(Goal)
Collect all lines from the records below that include the word "name".

┌──

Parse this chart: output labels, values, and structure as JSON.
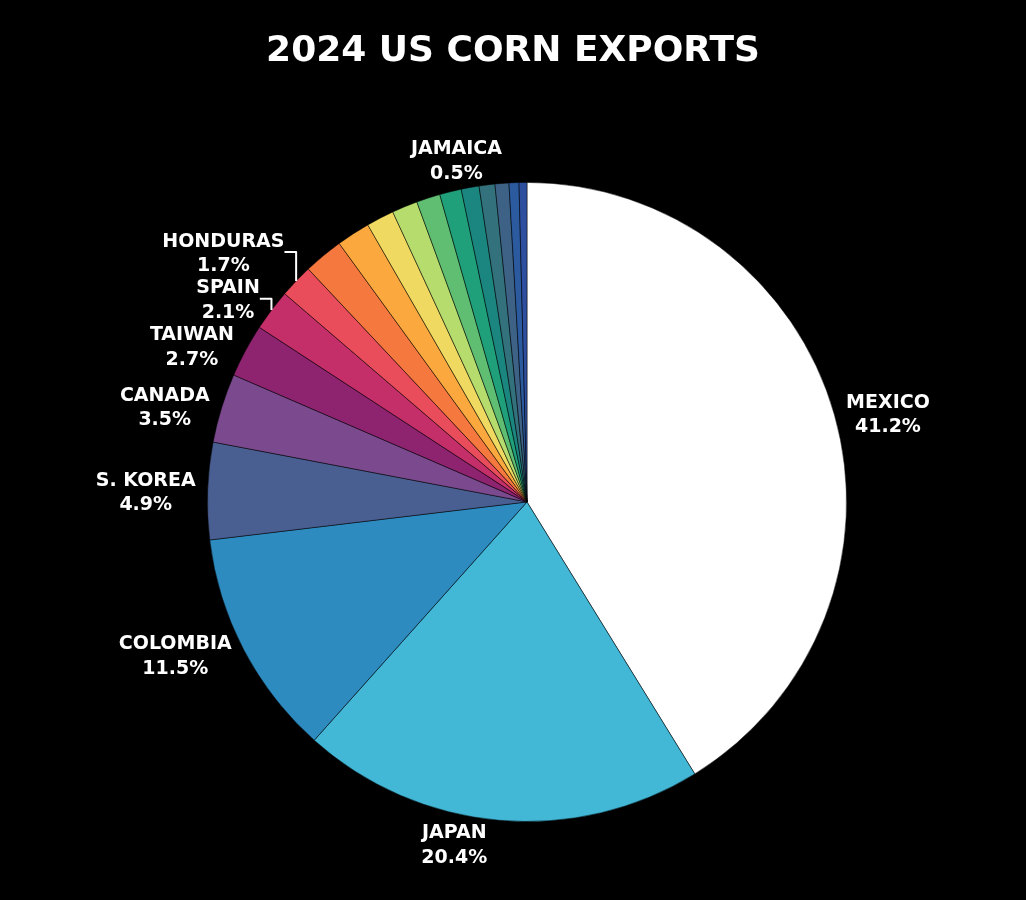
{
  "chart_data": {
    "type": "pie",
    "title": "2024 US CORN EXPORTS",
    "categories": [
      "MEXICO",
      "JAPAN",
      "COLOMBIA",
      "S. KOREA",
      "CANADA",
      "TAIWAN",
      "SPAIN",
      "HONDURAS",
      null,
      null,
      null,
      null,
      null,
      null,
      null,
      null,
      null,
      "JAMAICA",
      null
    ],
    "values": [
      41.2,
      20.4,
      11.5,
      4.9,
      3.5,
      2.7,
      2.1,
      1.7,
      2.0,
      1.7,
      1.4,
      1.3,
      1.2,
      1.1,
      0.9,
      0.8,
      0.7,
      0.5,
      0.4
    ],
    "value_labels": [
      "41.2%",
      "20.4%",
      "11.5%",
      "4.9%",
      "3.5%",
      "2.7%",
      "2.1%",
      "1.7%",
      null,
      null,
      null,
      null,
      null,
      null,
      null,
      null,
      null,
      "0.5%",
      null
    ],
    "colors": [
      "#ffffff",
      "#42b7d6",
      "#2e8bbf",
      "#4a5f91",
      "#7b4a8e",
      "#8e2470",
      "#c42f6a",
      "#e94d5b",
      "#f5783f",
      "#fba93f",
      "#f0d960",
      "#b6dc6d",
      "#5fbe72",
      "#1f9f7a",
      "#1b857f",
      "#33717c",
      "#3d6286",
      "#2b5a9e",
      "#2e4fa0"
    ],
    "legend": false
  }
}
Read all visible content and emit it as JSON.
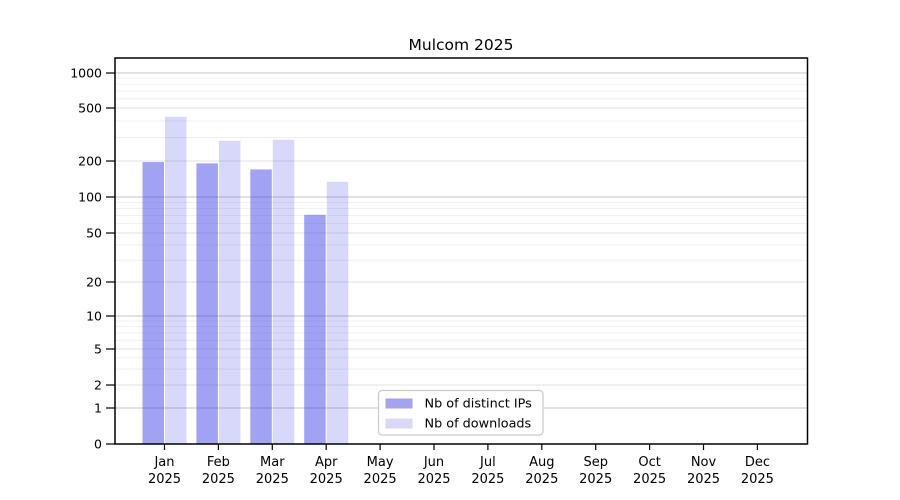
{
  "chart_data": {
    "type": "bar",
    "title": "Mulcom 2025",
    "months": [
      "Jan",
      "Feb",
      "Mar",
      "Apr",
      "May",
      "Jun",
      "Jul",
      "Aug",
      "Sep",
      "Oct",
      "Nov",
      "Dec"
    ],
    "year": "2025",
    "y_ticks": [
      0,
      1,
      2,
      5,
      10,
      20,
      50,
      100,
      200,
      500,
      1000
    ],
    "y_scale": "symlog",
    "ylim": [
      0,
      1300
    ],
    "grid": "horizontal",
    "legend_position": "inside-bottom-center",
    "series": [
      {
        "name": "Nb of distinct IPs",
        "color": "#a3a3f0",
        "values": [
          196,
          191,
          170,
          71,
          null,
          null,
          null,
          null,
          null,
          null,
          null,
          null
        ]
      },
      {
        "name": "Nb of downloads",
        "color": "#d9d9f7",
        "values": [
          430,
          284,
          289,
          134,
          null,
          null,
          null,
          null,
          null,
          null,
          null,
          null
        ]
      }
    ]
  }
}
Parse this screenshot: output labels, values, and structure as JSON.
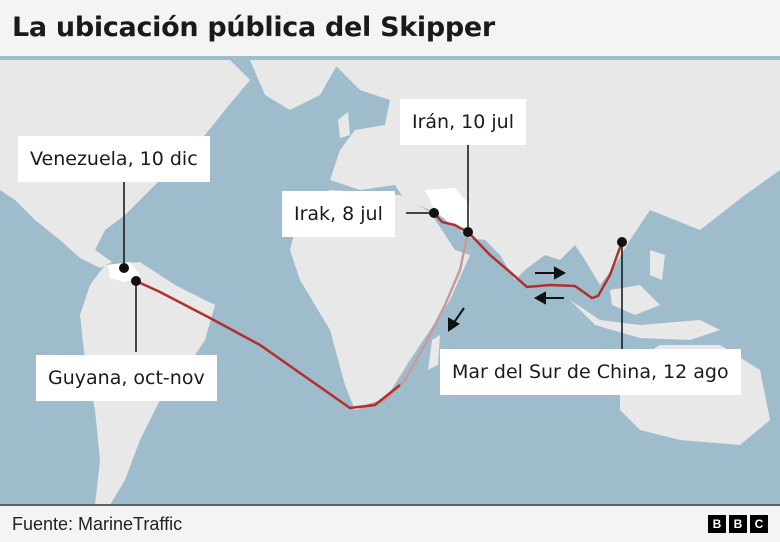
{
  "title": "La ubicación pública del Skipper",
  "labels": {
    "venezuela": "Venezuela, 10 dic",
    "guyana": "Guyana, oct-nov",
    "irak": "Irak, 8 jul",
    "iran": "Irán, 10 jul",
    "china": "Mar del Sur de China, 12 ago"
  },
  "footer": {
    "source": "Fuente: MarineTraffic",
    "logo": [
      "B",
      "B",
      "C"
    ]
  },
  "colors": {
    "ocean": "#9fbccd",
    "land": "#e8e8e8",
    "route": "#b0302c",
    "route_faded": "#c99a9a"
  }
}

└──

(Exercise response)
        "name": "Nb of distinct IPs",
        "name": "Nb of downloads",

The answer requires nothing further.